Entries supplied:
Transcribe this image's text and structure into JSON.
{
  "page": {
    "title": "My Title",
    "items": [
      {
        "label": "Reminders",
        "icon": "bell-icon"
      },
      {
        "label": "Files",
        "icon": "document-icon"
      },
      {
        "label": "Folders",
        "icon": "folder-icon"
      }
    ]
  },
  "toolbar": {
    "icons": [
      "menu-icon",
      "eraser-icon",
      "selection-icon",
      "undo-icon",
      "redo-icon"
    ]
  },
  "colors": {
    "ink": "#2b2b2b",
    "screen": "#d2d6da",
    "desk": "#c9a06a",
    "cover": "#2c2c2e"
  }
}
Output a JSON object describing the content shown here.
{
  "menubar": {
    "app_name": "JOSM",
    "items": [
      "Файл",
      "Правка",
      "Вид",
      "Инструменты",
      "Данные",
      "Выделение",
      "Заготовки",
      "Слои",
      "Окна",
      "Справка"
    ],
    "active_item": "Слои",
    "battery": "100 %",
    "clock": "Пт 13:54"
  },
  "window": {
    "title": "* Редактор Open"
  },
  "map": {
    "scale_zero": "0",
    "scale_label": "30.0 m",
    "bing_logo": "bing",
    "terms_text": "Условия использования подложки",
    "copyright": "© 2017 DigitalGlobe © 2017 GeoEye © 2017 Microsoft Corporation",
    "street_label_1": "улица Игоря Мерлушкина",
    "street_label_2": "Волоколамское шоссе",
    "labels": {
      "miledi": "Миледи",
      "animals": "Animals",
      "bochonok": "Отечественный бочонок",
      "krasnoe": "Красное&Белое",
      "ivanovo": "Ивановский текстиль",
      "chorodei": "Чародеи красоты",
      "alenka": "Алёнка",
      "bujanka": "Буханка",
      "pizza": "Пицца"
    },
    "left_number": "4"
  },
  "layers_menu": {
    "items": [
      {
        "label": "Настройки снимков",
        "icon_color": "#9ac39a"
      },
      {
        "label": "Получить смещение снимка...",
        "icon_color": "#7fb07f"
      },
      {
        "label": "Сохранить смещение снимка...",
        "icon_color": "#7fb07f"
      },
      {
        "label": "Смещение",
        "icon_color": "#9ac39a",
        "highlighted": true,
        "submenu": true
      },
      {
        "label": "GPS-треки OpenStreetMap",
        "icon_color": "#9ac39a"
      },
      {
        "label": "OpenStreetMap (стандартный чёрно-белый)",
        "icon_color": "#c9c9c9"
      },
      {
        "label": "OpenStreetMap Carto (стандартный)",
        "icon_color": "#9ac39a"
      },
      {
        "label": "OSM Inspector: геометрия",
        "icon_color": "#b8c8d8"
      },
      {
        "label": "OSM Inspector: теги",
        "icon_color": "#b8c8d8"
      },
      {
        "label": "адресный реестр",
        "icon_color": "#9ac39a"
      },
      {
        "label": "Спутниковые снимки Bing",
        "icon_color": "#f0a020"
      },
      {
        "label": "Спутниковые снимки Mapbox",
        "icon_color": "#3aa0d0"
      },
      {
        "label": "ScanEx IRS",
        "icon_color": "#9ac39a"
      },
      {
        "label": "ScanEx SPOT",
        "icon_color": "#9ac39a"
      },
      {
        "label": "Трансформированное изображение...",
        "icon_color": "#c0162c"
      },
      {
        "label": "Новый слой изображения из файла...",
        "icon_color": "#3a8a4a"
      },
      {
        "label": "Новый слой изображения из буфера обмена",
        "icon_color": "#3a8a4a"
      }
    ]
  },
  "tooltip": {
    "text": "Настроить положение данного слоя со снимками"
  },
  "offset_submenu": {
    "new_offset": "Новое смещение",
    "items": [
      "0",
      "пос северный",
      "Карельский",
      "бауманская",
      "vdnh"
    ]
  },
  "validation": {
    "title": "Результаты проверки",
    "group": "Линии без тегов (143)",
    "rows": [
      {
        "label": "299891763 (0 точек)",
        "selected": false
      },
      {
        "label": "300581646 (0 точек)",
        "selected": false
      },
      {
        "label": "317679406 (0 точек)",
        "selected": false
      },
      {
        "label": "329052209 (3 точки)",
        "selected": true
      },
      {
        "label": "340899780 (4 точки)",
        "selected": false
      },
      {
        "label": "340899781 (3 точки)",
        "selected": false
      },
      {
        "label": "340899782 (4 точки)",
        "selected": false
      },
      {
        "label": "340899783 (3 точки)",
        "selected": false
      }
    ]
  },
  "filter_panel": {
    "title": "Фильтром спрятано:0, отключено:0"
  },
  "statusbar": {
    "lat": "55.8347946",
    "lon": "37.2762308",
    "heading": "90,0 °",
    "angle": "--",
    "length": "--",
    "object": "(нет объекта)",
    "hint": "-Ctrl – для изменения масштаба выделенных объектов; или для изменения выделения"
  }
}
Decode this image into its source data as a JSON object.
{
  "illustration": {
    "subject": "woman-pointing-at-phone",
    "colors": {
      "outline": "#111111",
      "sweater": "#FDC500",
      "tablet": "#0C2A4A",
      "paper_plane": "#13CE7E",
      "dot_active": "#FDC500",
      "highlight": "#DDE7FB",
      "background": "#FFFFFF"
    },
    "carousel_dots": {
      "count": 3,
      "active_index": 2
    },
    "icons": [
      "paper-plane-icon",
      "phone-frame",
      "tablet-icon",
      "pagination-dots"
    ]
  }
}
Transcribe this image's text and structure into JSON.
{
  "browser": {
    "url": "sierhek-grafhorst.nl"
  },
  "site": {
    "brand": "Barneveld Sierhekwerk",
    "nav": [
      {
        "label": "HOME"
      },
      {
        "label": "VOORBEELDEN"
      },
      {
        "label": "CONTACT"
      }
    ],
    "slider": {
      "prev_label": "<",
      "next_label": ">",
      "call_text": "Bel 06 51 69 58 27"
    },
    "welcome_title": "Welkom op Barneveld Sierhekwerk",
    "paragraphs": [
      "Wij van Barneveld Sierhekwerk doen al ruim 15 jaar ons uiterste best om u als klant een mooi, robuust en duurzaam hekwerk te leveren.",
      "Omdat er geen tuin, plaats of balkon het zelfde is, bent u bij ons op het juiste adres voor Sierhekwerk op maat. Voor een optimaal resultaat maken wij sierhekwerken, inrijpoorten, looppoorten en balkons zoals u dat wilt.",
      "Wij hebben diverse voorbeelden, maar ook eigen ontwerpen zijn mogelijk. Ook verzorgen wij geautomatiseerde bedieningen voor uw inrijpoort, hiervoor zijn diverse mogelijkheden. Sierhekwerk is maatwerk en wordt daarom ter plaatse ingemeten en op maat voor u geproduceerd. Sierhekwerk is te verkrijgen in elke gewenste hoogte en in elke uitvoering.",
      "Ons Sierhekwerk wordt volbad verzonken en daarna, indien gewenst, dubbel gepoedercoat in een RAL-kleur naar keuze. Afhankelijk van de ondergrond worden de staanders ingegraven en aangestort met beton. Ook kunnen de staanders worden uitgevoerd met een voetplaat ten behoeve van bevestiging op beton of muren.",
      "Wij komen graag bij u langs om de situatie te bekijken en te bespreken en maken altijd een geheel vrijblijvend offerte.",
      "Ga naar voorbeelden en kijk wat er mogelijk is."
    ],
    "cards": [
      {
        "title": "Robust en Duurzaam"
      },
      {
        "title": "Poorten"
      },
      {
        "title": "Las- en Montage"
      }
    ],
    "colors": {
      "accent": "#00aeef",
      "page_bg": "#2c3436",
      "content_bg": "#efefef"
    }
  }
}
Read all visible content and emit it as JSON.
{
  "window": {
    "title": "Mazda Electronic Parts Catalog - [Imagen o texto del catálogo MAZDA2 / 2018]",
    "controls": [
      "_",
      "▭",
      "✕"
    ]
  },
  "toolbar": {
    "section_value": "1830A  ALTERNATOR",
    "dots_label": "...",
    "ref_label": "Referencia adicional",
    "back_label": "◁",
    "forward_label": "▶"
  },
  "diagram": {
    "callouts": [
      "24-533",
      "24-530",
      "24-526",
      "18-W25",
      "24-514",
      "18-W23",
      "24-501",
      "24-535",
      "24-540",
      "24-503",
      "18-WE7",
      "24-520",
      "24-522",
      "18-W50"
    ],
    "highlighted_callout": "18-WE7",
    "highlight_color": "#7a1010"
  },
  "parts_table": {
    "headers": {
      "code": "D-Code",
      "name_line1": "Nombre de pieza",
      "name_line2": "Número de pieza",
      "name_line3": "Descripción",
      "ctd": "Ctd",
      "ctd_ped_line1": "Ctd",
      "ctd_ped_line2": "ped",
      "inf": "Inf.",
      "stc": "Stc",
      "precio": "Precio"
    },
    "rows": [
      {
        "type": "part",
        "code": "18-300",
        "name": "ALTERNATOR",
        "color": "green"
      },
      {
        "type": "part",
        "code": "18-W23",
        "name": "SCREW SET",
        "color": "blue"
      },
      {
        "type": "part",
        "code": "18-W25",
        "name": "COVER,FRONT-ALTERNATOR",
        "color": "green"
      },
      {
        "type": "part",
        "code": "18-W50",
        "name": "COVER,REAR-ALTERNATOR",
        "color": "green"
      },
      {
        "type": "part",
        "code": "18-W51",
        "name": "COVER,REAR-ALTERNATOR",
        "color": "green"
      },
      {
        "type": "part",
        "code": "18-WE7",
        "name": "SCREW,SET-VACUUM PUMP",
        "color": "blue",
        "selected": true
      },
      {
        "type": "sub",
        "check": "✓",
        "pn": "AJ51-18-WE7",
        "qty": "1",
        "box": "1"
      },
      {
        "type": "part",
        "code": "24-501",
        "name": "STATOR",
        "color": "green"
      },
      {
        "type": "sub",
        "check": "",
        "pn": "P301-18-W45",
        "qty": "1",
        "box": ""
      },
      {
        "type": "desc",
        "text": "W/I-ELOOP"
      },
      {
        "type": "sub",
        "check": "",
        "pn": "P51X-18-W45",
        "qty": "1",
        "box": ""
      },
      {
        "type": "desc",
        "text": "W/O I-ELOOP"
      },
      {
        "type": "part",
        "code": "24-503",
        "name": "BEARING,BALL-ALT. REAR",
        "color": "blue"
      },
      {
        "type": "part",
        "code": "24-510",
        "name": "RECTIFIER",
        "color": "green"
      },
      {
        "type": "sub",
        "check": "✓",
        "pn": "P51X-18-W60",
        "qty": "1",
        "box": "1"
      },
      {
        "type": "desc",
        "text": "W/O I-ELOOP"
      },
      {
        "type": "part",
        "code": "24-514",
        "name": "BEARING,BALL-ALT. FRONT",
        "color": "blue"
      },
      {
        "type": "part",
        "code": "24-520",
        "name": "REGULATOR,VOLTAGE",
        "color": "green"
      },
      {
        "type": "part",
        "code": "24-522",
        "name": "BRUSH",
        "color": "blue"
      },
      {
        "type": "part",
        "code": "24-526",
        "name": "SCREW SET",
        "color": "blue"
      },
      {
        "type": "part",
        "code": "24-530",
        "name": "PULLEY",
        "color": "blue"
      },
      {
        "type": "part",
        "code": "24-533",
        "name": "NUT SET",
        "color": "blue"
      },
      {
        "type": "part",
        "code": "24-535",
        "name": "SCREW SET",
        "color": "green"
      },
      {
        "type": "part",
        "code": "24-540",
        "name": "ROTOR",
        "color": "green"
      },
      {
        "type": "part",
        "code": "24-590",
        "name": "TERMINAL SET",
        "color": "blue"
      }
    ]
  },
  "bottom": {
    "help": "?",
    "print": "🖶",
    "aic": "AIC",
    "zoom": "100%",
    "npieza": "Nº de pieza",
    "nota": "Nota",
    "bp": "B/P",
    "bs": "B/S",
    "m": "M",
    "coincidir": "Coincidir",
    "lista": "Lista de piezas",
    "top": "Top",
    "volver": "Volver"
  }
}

Goal of the exercise: Pick out each line that holds the string "naar".

Solution for this exercise:
      "Ons Sierhekwerk wordt volbad verzonken en daarna, indien gewenst, dubbel gepoedercoat in een RAL-kleur naar keuze. Afhankelijk van de ondergrond worden de staanders ingegraven en aangestort met beton. Ook kunnen de staanders worden uitgevoerd met een voetplaat ten behoeve van bevestiging op beton of muren.",
      "Ga naar voorbeelden en kijk wat er mogelijk is."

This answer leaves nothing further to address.